## Begin INPUT FOR THIS TASK

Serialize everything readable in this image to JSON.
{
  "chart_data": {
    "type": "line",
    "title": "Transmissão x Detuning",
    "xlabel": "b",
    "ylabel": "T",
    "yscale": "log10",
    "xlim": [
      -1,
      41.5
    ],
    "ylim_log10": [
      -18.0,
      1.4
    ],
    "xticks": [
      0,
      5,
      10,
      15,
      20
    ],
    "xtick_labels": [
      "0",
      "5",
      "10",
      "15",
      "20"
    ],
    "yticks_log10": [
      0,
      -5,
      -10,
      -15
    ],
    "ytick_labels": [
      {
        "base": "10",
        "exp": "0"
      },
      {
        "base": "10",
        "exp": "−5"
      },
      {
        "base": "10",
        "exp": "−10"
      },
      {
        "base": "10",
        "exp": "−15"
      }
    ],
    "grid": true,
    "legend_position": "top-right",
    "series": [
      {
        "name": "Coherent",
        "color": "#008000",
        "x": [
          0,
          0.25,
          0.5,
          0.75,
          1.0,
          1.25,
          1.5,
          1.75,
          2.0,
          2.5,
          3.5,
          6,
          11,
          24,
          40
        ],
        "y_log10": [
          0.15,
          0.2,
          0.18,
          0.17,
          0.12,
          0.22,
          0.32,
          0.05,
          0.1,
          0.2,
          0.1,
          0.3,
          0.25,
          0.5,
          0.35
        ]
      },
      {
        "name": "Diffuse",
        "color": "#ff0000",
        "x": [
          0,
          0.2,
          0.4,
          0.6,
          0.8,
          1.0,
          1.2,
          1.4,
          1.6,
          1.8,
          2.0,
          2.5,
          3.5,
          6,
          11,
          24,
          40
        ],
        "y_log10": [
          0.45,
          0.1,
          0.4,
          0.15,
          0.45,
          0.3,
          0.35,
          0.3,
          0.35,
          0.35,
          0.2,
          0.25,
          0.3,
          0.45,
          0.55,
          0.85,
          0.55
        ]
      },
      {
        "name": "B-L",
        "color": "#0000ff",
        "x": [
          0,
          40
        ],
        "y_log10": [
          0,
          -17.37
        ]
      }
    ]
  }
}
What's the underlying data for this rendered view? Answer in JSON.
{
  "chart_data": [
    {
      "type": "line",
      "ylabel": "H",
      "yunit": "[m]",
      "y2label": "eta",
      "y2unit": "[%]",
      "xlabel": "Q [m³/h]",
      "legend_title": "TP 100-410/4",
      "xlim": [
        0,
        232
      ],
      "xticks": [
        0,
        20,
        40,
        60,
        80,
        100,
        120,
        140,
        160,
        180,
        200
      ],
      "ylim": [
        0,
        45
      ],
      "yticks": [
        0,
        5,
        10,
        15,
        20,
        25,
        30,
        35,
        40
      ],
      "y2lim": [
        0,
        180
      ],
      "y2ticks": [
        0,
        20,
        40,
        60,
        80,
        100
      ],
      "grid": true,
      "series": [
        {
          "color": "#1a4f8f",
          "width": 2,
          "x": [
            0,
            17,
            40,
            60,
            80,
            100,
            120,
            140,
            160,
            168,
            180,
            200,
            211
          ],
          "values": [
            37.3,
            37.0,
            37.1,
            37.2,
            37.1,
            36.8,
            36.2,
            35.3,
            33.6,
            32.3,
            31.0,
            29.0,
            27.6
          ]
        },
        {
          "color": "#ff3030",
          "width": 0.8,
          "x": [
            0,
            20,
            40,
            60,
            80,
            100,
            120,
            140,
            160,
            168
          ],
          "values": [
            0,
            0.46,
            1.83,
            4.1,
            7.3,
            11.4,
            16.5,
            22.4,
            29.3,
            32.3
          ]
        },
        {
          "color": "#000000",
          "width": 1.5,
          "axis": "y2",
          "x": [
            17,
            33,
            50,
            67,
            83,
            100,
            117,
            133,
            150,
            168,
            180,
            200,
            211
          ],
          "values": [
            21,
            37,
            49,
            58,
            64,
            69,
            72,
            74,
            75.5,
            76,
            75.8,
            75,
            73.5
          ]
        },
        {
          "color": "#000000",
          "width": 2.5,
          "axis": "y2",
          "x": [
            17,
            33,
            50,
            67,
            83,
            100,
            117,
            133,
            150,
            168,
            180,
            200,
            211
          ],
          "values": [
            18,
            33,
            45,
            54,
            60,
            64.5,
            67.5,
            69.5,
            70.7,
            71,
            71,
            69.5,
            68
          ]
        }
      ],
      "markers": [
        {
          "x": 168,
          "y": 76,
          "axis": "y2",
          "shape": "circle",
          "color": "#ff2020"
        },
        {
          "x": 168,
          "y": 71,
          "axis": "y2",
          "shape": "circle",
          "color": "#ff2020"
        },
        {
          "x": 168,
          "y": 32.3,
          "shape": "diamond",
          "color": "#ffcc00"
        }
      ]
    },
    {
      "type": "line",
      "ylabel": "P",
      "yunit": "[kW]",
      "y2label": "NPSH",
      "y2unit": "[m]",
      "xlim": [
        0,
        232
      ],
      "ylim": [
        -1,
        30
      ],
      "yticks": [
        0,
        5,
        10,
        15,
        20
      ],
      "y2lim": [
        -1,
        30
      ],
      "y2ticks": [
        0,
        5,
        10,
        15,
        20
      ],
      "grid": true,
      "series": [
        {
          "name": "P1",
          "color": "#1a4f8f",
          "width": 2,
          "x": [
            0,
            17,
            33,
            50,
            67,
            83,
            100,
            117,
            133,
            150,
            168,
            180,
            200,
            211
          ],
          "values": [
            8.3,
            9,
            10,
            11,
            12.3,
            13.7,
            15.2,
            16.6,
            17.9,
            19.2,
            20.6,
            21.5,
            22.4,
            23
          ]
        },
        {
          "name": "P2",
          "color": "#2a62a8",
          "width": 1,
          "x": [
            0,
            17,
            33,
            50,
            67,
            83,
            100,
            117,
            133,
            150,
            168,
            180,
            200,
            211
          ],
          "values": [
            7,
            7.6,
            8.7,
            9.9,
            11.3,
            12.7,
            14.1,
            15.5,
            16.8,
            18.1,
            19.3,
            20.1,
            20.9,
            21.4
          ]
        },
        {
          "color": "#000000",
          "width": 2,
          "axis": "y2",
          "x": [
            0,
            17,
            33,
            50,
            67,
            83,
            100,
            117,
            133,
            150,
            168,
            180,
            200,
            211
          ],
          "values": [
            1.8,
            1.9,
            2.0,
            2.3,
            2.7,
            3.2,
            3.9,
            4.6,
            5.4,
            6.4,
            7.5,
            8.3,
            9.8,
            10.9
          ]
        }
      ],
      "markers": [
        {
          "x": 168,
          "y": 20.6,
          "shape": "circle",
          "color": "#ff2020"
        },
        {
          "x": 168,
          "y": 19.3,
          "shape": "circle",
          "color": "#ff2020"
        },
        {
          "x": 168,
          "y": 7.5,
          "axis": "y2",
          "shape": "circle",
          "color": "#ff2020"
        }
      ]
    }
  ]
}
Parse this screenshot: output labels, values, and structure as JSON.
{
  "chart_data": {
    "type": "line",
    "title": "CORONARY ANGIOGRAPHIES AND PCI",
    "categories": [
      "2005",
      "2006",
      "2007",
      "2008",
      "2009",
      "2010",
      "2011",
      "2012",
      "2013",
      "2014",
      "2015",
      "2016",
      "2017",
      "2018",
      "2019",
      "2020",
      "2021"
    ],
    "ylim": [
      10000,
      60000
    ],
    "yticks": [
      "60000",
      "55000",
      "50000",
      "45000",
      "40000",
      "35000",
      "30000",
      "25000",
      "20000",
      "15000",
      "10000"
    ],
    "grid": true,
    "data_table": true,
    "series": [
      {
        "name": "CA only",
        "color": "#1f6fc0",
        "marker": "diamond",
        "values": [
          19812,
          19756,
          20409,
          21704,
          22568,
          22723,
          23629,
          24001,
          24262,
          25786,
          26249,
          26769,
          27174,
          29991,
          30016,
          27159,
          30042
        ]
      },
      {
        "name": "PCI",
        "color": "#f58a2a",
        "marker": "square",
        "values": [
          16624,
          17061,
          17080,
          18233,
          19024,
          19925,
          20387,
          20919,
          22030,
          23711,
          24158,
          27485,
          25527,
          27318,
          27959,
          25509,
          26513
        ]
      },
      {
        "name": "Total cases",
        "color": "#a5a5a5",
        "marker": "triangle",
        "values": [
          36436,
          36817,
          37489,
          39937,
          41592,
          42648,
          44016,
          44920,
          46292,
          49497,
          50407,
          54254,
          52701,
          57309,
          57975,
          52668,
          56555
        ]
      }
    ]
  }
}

## End INPUT FOR THIS TASK

Review the material and copy each line in which the word "width" appears.

          "width": 2,
          "width": 0.8,
          "width": 1.5,
          "width": 2.5,
          "width": 2,
          "width": 1,
          "width": 2,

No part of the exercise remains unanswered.